• Enunciado 1:
Resuma em duas frases o excerto abaixo sobre Agostinho da Silva.
• Enunciado 2:
Prossiga o excerto sobre Agostinho da Silva a partir da última frase apresentada.

• Excerto:
______
Agostinho da Silva: Uma herança libertária

FOTO: Associação Agostinho da Silva


Artigo publicado no jornal “A Batalha” nº 247 -Novembro/Dezembro de 2011
A obra escrita de Agostinho da Silva, logo pelo volume da sua produção, espalhando-se por milhares e milhares de páginas, logo pela singularidade da sua criação, mostrando um escritor de talento rijo que fabricou sem esforço os seus modelos próprios, afastando-se dos caminhos já trilhados, é um daqueles legados que a todos os títulos se poder ter como excepcional, um daqueles raros picos que ajudam a humanidade inteira a saltar etapas evolutivas e a alcançar novos e mais adiantados horizontes.
A extensa actividade de Agostinho da Silva, distribuída por cerca de sete décadas, estendendo-se por quase todo o século XX, com uma vasta acção pedagógica em prol da elevação cultural dos seus compatriotas e a criação de novas e mais dinâmicas metas sociais, apresenta no miolo da sua substância afinidade forte e fecunda com as ideias libertárias, às quais de resto em vários momentos e de modos variados prestou atenção e rendeu preito.
______
• Dados extraídos:
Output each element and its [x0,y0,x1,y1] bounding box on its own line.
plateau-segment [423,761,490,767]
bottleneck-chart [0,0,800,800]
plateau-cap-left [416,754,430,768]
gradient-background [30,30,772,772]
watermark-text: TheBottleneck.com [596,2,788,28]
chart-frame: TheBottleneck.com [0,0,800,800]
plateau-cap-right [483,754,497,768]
______
• Resposta ao exercício 1:
A obra escrita de Agostinho da Silva, pelo volume de milhares de páginas e pela singularidade de um escritor que criou os seus próprios modelos, é apresentada como um legado excepcional que ajuda a humanidade a alcançar horizontes mais adiantados. A sua extensa actividade, ao longo de cerca de sete décadas do século XX e marcada por uma vasta acção pedagógica em prol da elevação cultural dos compatriotas, revela uma afinidade forte e fecunda com as ideias libertárias, às quais prestou atenção em vários momentos.

• Resposta ao exercício 2:
Numa entrevista de 1986, quando a jornalista do Diário de Lisboa, Lurdes Féria, lhe perguntou se fora alguma vez marxista, respondeu que tive a sorte de não ser ista nenhum e o importante não é ser marxista mas ser Marx, para de imediato, interrogado se era libertário, respondeu pode ser, na mesma época em, conversa com Henryk Siewierski, seu interlocutor polaco, hoje na Universidade de Brasília, afirmou uma utopia de paz, de liberdade, quase que diríamos assim: uma utopia anarquista (...) no sentido de não haver opressão de nenhuma espécie.
Ao lado destas e de outras alusões, Agostinho da Silva deixou muitos e muitos textos em que sem referir de forma directa as ideias libertárias, e sem correlação aparente com elas, delas se aproxima ou com elas se funde, quer pelo envolver do pensar, quer pela afinidade espontânea das visões, como por exemplo sucede no texto de 1943, A Doutrina Cristã, superior ao que antes dele se escrevera no género entre nós, de Antero a António Sérgio, e que levou alguns estudiosos recentes do seu pensamento, como Amon Pinho e Romana Valente Pinho, a considerarem estarmos diante dum pensador que, para ser cingido em toda a sua complexidade, deve [ser] entendido no seio do anarquismo cristão.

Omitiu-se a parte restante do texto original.